_What is being asked:_ Substitute "dust-mark" for each "scan-speck" in the lines below, and leave everything else as it is.

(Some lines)
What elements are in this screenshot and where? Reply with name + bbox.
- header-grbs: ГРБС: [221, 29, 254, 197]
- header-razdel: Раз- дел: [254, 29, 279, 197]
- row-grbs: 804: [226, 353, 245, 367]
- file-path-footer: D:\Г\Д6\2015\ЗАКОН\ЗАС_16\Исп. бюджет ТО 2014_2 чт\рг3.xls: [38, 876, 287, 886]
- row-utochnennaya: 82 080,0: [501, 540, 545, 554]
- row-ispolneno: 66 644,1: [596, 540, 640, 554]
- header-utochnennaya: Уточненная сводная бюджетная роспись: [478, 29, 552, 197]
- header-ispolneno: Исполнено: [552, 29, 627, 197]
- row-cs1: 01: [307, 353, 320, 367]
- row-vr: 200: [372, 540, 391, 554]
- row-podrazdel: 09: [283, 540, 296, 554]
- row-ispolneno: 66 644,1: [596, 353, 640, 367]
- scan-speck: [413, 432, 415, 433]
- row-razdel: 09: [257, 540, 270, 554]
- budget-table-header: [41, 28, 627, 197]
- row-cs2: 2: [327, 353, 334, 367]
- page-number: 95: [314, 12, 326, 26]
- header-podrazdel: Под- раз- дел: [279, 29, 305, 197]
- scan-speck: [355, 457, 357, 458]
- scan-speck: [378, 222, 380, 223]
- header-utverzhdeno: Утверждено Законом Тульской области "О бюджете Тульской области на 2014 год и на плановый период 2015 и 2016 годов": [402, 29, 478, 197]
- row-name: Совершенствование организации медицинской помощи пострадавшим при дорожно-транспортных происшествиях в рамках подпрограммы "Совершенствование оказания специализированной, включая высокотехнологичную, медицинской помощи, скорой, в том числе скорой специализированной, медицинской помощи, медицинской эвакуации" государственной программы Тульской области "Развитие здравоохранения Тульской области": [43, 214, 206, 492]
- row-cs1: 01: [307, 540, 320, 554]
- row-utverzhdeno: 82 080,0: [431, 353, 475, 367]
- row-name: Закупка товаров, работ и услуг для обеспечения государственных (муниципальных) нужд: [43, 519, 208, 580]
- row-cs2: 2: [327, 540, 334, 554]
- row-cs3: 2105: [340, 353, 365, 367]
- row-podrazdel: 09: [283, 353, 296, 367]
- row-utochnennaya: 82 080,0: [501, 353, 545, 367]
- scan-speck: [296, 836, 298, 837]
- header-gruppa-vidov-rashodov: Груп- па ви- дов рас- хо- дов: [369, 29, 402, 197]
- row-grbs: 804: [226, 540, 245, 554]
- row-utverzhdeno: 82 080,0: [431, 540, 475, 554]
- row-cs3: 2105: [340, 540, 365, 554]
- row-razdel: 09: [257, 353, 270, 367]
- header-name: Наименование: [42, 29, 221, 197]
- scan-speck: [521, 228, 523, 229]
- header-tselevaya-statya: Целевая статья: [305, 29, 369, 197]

_Solution:_
What elements are in this screenshot and where? Reply with name + bbox.
- header-grbs: ГРБС: [221, 29, 254, 197]
- header-razdel: Раз- дел: [254, 29, 279, 197]
- row-grbs: 804: [226, 353, 245, 367]
- file-path-footer: D:\Г\Д6\2015\ЗАКОН\ЗАС_16\Исп. бюджет ТО 2014_2 чт\рг3.xls: [38, 876, 287, 886]
- row-utochnennaya: 82 080,0: [501, 540, 545, 554]
- row-ispolneno: 66 644,1: [596, 540, 640, 554]
- header-utochnennaya: Уточненная сводная бюджетная роспись: [478, 29, 552, 197]
- header-ispolneno: Исполнено: [552, 29, 627, 197]
- row-cs1: 01: [307, 353, 320, 367]
- row-vr: 200: [372, 540, 391, 554]
- row-podrazdel: 09: [283, 540, 296, 554]
- row-ispolneno: 66 644,1: [596, 353, 640, 367]
- dust-mark: [413, 432, 415, 433]
- row-razdel: 09: [257, 540, 270, 554]
- budget-table-header: [41, 28, 627, 197]
- row-cs2: 2: [327, 353, 334, 367]
- page-number: 95: [314, 12, 326, 26]
- header-podrazdel: Под- раз- дел: [279, 29, 305, 197]
- dust-mark: [355, 457, 357, 458]
- dust-mark: [378, 222, 380, 223]
- header-utverzhdeno: Утверждено Законом Тульской области "О бюджете Тульской области на 2014 год и на плановый период 2015 и 2016 годов": [402, 29, 478, 197]
- row-name: Совершенствование организации медицинской помощи пострадавшим при дорожно-транспортных происшествиях в рамках подпрограммы "Совершенствование оказания специализированной, включая высокотехнологичную, медицинской помощи, скорой, в том числе скорой специализированной, медицинской помощи, медицинской эвакуации" государственной программы Тульской области "Развитие здравоохранения Тульской области": [43, 214, 206, 492]
- row-cs1: 01: [307, 540, 320, 554]
- row-utverzhdeno: 82 080,0: [431, 353, 475, 367]
- row-name: Закупка товаров, работ и услуг для обеспечения государственных (муниципальных) нужд: [43, 519, 208, 580]
- row-cs2: 2: [327, 540, 334, 554]
- row-cs3: 2105: [340, 353, 365, 367]
- row-podrazdel: 09: [283, 353, 296, 367]
- row-utochnennaya: 82 080,0: [501, 353, 545, 367]
- dust-mark: [296, 836, 298, 837]
- header-gruppa-vidov-rashodov: Груп- па ви- дов рас- хо- дов: [369, 29, 402, 197]
- row-grbs: 804: [226, 540, 245, 554]
- row-utverzhdeno: 82 080,0: [431, 540, 475, 554]
- row-cs3: 2105: [340, 540, 365, 554]
- row-razdel: 09: [257, 353, 270, 367]
- header-name: Наименование: [42, 29, 221, 197]
- dust-mark: [521, 228, 523, 229]
- header-tselevaya-statya: Целевая статья: [305, 29, 369, 197]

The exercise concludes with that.